§ Problems to solve
1. Reproduce verbatim the passage of the essay on jigsaw puzzling from "Once the demands" up to and including "by January 31.".
2. Answer these questions from the essay on jigsaw puzzling:
(a) By what date does the writer aim to have the project table free of the puzzle?
(b) How many pieces were in the puzzle at the Senior Center?
(c) What did the Seniors use for their puzzle table?

§ Page
^^^^
Once the demands of the holiday season are met and the bustle of Christmas has subsided, I clear off my project table, roll out the puzzle mat, and spill a thousand pieces of this year’s challenge in a heap. “The “challenge,” hopefully, is a gift from my Christmas list, one the members of my family know I’m anticipating. I allow myself the luxury of one puzzle a year: post Christmas and the first month of the new year. The only criteria are that the puzzle must be a 1,000 piece and its subjects appeal to me (I’m partial to lighthouse scenes, by the way). As my project table has many uses throughout the year, I need to free it up for subsequent use. My goal is to have the table puzzle-free by January 31.
Granted, puzzling might not be the most productive way to spend one’s free time, but it’s a great stress-reliever; puzzling reduces decision-making to its lowest common terms: the piece either fits or it doesn’t…simple as that. A bit of caution, though: puzzling is certainly addicting. I can’t pass a puzzle in progress without coming to a screeching halt, giving the layout the once over, even pausing long enough to fit in a piece. For instance folks at my mom’s Senior Center had a 6,000 piece puzzle going last spring. It was a triptych, a puzzle in three panels. For their puzzle table the Seniors had balanced a standard house door on two sawhorses. I vowed that on one of my visits, I would insert just one piece and help them out a bit. That visit finally came and a brief hour and a half later the Sr. puzzlers had one fewer piece to install.
^^^^
[Labeled box records]
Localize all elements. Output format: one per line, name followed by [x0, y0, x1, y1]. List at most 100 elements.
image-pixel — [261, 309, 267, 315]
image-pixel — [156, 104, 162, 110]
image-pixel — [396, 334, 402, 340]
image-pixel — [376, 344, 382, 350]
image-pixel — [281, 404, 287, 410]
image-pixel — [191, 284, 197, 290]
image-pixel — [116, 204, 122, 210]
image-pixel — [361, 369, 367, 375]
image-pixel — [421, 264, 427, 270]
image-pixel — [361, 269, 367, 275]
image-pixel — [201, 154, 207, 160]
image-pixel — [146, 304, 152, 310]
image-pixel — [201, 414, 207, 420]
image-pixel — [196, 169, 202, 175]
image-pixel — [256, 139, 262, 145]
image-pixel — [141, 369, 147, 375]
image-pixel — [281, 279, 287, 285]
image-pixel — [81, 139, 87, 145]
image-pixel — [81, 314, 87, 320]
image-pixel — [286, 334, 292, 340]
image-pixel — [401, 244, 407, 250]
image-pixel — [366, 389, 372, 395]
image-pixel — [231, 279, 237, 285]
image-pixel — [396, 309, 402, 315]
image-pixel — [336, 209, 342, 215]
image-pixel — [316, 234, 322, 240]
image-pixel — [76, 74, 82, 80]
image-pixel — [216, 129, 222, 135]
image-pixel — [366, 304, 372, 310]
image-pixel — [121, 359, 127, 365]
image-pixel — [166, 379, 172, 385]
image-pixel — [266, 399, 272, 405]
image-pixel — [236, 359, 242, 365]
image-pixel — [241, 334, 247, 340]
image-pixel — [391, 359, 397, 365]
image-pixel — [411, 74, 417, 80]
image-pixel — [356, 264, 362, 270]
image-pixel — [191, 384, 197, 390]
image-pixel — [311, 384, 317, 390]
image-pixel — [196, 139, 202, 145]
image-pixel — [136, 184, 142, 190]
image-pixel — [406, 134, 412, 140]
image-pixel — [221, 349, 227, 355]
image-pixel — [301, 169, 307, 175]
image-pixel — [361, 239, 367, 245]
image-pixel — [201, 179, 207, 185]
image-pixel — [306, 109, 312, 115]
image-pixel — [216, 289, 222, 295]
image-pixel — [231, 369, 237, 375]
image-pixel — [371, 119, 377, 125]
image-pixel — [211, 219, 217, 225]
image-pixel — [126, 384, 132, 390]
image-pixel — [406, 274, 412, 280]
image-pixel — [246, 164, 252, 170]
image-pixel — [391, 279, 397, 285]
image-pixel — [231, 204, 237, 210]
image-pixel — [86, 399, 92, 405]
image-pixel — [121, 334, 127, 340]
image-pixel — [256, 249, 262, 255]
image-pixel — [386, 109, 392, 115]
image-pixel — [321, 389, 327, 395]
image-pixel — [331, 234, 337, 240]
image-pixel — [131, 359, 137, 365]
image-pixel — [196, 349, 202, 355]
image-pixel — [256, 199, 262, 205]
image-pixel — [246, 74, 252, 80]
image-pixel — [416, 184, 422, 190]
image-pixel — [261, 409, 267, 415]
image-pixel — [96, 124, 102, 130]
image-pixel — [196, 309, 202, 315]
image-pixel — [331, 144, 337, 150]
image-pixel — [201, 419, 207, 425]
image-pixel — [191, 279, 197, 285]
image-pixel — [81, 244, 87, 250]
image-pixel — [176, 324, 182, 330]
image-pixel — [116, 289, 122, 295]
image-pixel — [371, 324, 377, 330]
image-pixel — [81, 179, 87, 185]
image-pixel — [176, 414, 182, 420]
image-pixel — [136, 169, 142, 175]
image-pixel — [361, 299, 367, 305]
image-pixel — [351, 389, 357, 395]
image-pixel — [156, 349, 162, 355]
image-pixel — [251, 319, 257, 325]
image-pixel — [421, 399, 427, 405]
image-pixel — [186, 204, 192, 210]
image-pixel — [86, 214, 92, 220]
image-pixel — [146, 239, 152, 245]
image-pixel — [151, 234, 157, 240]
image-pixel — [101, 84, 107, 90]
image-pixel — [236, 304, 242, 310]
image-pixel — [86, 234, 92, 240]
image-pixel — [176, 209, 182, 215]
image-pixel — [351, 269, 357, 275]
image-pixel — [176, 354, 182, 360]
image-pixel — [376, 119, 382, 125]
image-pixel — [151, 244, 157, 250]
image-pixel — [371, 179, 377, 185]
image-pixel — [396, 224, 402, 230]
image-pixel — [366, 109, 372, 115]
^^^^
§ Responses by task
1.
Once the demands of the holiday season are met and the bustle of Christmas has subsided, I clear off my project table, roll out the puzzle mat, and spill a thousand pieces of this year’s challenge in a heap. “The “challenge,” hopefully, is a gift from my Christmas list, one the members of my family know I’m anticipating. I allow myself the luxury of one puzzle a year: post Christmas and the first month of the new year. The only criteria are that the puzzle must be a 1,000 piece and its subjects appeal to me (I’m partial to lighthouse scenes, by the way). As my project table has many uses throughout the year, I need to free it up for subsequent use. My goal is to have the table puzzle-free by January 31.

2.
(a) January 31
(b) 6,000
(c) A standard house door balanced on two sawhorses